### Supplied data

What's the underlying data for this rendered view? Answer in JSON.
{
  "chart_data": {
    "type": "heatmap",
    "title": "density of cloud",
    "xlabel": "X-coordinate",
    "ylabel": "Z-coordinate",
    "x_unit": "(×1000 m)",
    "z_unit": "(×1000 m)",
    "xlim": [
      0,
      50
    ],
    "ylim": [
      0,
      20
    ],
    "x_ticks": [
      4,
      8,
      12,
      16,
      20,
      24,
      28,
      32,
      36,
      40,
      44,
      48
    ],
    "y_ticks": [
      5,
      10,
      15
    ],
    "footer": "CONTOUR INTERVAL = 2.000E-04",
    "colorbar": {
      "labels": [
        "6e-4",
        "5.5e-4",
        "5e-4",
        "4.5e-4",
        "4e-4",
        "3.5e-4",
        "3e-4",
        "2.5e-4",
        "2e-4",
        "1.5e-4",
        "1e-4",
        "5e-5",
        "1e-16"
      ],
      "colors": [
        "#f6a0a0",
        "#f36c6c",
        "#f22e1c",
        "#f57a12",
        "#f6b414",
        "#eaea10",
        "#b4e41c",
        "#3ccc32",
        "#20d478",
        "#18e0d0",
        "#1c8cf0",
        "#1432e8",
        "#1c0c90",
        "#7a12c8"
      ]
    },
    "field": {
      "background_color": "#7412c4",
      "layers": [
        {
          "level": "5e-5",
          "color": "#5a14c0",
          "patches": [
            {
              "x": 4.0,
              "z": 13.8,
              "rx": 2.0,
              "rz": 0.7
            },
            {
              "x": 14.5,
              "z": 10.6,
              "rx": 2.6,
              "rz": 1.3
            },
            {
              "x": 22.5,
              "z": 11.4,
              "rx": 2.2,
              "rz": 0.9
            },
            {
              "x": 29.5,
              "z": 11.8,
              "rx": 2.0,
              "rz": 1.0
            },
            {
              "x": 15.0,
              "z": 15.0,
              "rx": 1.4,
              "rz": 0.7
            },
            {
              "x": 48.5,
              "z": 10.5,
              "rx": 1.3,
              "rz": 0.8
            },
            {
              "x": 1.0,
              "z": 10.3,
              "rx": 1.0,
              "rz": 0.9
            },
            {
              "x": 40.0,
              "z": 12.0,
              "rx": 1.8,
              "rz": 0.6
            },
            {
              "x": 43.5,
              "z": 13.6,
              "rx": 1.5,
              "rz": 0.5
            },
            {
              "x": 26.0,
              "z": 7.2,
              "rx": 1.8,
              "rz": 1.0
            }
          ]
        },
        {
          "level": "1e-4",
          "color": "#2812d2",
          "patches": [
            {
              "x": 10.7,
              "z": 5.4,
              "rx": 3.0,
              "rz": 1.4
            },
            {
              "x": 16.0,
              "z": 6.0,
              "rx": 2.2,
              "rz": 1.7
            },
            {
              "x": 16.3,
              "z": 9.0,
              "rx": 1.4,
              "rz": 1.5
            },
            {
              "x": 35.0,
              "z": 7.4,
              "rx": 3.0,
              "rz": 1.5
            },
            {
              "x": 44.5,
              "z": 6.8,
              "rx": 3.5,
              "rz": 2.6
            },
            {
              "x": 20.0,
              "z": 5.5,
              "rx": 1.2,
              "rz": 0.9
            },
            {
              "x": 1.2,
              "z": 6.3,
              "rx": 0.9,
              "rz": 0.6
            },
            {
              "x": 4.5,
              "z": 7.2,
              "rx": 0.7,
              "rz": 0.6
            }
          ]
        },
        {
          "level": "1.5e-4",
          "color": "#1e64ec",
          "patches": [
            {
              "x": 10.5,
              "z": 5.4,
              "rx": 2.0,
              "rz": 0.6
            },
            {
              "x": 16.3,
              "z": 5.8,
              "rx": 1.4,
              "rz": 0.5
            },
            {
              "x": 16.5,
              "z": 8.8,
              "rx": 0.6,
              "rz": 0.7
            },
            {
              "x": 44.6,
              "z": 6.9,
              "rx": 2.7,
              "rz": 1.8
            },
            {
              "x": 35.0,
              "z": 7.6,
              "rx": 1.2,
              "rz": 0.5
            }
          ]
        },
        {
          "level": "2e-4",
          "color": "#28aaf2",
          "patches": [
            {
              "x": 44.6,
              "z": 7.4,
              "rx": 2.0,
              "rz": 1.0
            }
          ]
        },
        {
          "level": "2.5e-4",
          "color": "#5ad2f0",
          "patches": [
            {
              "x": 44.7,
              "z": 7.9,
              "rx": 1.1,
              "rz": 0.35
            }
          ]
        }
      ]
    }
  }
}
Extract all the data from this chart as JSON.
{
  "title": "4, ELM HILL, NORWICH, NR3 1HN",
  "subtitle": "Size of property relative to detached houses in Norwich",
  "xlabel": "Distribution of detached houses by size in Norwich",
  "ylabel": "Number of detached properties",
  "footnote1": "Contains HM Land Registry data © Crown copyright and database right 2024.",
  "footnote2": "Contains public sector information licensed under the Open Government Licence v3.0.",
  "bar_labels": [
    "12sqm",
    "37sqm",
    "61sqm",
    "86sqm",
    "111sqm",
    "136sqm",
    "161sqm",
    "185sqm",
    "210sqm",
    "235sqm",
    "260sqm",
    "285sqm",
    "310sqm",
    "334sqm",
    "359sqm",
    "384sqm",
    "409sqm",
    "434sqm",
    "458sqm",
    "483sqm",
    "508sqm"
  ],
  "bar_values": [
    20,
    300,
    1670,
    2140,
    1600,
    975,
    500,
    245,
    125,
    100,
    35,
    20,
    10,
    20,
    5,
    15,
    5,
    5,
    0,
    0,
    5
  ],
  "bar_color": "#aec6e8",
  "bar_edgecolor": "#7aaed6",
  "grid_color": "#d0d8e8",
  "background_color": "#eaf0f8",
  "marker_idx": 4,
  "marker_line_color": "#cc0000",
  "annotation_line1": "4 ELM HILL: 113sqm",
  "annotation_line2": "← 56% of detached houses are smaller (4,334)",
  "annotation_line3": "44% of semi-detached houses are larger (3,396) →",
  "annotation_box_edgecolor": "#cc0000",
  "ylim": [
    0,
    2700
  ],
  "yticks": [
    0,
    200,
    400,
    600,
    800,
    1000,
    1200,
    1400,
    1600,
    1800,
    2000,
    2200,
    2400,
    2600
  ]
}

######

* Exercise objective *
Output each record exactly, leaving nothing out.

* Exercise solution *
What's the underlying data for this rendered view? Answer in JSON.
{
  "chart_data": {
    "type": "heatmap",
    "title": "density of cloud",
    "xlabel": "X-coordinate",
    "ylabel": "Z-coordinate",
    "x_unit": "(×1000 m)",
    "z_unit": "(×1000 m)",
    "xlim": [
      0,
      50
    ],
    "ylim": [
      0,
      20
    ],
    "x_ticks": [
      4,
      8,
      12,
      16,
      20,
      24,
      28,
      32,
      36,
      40,
      44,
      48
    ],
    "y_ticks": [
      5,
      10,
      15
    ],
    "footer": "CONTOUR INTERVAL = 2.000E-04",
    "colorbar": {
      "labels": [
        "6e-4",
        "5.5e-4",
        "5e-4",
        "4.5e-4",
        "4e-4",
        "3.5e-4",
        "3e-4",
        "2.5e-4",
        "2e-4",
        "1.5e-4",
        "1e-4",
        "5e-5",
        "1e-16"
      ],
      "colors": [
        "#f6a0a0",
        "#f36c6c",
        "#f22e1c",
        "#f57a12",
        "#f6b414",
        "#eaea10",
        "#b4e41c",
        "#3ccc32",
        "#20d478",
        "#18e0d0",
        "#1c8cf0",
        "#1432e8",
        "#1c0c90",
        "#7a12c8"
      ]
    },
    "field": {
      "background_color": "#7412c4",
      "layers": [
        {
          "level": "5e-5",
          "color": "#5a14c0",
          "patches": [
            {
              "x": 4.0,
              "z": 13.8,
              "rx": 2.0,
              "rz": 0.7
            },
            {
              "x": 14.5,
              "z": 10.6,
              "rx": 2.6,
              "rz": 1.3
            },
            {
              "x": 22.5,
              "z": 11.4,
              "rx": 2.2,
              "rz": 0.9
            },
            {
              "x": 29.5,
              "z": 11.8,
              "rx": 2.0,
              "rz": 1.0
            },
            {
              "x": 15.0,
              "z": 15.0,
              "rx": 1.4,
              "rz": 0.7
            },
            {
              "x": 48.5,
              "z": 10.5,
              "rx": 1.3,
              "rz": 0.8
            },
            {
              "x": 1.0,
              "z": 10.3,
              "rx": 1.0,
              "rz": 0.9
            },
            {
              "x": 40.0,
              "z": 12.0,
              "rx": 1.8,
              "rz": 0.6
            },
            {
              "x": 43.5,
              "z": 13.6,
              "rx": 1.5,
              "rz": 0.5
            },
            {
              "x": 26.0,
              "z": 7.2,
              "rx": 1.8,
              "rz": 1.0
            }
          ]
        },
        {
          "level": "1e-4",
          "color": "#2812d2",
          "patches": [
            {
              "x": 10.7,
              "z": 5.4,
              "rx": 3.0,
              "rz": 1.4
            },
            {
              "x": 16.0,
              "z": 6.0,
              "rx": 2.2,
              "rz": 1.7
            },
            {
              "x": 16.3,
              "z": 9.0,
              "rx": 1.4,
              "rz": 1.5
            },
            {
              "x": 35.0,
              "z": 7.4,
              "rx": 3.0,
              "rz": 1.5
            },
            {
              "x": 44.5,
              "z": 6.8,
              "rx": 3.5,
              "rz": 2.6
            },
            {
              "x": 20.0,
              "z": 5.5,
              "rx": 1.2,
              "rz": 0.9
            },
            {
              "x": 1.2,
              "z": 6.3,
              "rx": 0.9,
              "rz": 0.6
            },
            {
              "x": 4.5,
              "z": 7.2,
              "rx": 0.7,
              "rz": 0.6
            }
          ]
        },
        {
          "level": "1.5e-4",
          "color": "#1e64ec",
          "patches": [
            {
              "x": 10.5,
              "z": 5.4,
              "rx": 2.0,
              "rz": 0.6
            },
            {
              "x": 16.3,
              "z": 5.8,
              "rx": 1.4,
              "rz": 0.5
            },
            {
              "x": 16.5,
              "z": 8.8,
              "rx": 0.6,
              "rz": 0.7
            },
            {
              "x": 44.6,
              "z": 6.9,
              "rx": 2.7,
              "rz": 1.8
            },
            {
              "x": 35.0,
              "z": 7.6,
              "rx": 1.2,
              "rz": 0.5
            }
          ]
        },
        {
          "level": "2e-4",
          "color": "#28aaf2",
          "patches": [
            {
              "x": 44.6,
              "z": 7.4,
              "rx": 2.0,
              "rz": 1.0
            }
          ]
        },
        {
          "level": "2.5e-4",
          "color": "#5ad2f0",
          "patches": [
            {
              "x": 44.7,
              "z": 7.9,
              "rx": 1.1,
              "rz": 0.35
            }
          ]
        }
      ]
    }
  }
}
Extract all the data from this chart as JSON.
{
  "title": "4, ELM HILL, NORWICH, NR3 1HN",
  "subtitle": "Size of property relative to detached houses in Norwich",
  "xlabel": "Distribution of detached houses by size in Norwich",
  "ylabel": "Number of detached properties",
  "footnote1": "Contains HM Land Registry data © Crown copyright and database right 2024.",
  "footnote2": "Contains public sector information licensed under the Open Government Licence v3.0.",
  "bar_labels": [
    "12sqm",
    "37sqm",
    "61sqm",
    "86sqm",
    "111sqm",
    "136sqm",
    "161sqm",
    "185sqm",
    "210sqm",
    "235sqm",
    "260sqm",
    "285sqm",
    "310sqm",
    "334sqm",
    "359sqm",
    "384sqm",
    "409sqm",
    "434sqm",
    "458sqm",
    "483sqm",
    "508sqm"
  ],
  "bar_values": [
    20,
    300,
    1670,
    2140,
    1600,
    975,
    500,
    245,
    125,
    100,
    35,
    20,
    10,
    20,
    5,
    15,
    5,
    5,
    0,
    0,
    5
  ],
  "bar_color": "#aec6e8",
  "bar_edgecolor": "#7aaed6",
  "grid_color": "#d0d8e8",
  "background_color": "#eaf0f8",
  "marker_idx": 4,
  "marker_line_color": "#cc0000",
  "annotation_line1": "4 ELM HILL: 113sqm",
  "annotation_line2": "← 56% of detached houses are smaller (4,334)",
  "annotation_line3": "44% of semi-detached houses are larger (3,396) →",
  "annotation_box_edgecolor": "#cc0000",
  "ylim": [
    0,
    2700
  ],
  "yticks": [
    0,
    200,
    400,
    600,
    800,
    1000,
    1200,
    1400,
    1600,
    1800,
    2000,
    2200,
    2400,
    2600
  ]
}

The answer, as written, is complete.